#### [REQUIREMENTS]
Identify the lines that contain the string "name" and copy all of them.

#### [EXERCISE DATA]
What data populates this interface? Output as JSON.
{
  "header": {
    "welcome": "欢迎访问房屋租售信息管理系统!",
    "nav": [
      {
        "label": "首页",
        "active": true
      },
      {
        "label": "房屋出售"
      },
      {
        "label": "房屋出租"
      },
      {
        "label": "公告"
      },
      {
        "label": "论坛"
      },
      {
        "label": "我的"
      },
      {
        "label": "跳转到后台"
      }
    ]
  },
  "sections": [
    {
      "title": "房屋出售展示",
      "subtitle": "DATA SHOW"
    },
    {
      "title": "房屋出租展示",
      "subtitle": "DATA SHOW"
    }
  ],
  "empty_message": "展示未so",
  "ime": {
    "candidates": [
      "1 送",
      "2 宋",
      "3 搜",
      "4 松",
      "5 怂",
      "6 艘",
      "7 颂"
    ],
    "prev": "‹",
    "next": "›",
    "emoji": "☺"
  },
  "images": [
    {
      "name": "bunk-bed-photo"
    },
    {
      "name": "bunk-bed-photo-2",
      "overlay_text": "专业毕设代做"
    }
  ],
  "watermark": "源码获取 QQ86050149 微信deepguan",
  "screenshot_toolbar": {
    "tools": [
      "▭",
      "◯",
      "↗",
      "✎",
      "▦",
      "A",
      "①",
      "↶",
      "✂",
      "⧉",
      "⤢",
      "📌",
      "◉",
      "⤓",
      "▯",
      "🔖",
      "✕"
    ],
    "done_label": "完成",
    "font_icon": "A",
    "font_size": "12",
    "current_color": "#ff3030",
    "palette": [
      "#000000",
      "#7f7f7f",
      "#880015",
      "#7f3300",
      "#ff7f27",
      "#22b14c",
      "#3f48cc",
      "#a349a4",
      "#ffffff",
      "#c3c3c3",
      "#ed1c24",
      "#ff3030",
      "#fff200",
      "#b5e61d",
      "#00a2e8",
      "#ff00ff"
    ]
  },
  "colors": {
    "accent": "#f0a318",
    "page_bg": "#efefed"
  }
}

#### [EXERCISE ANSWER]
      "name": "bunk-bed-photo"
      "name": "bunk-bed-photo-2",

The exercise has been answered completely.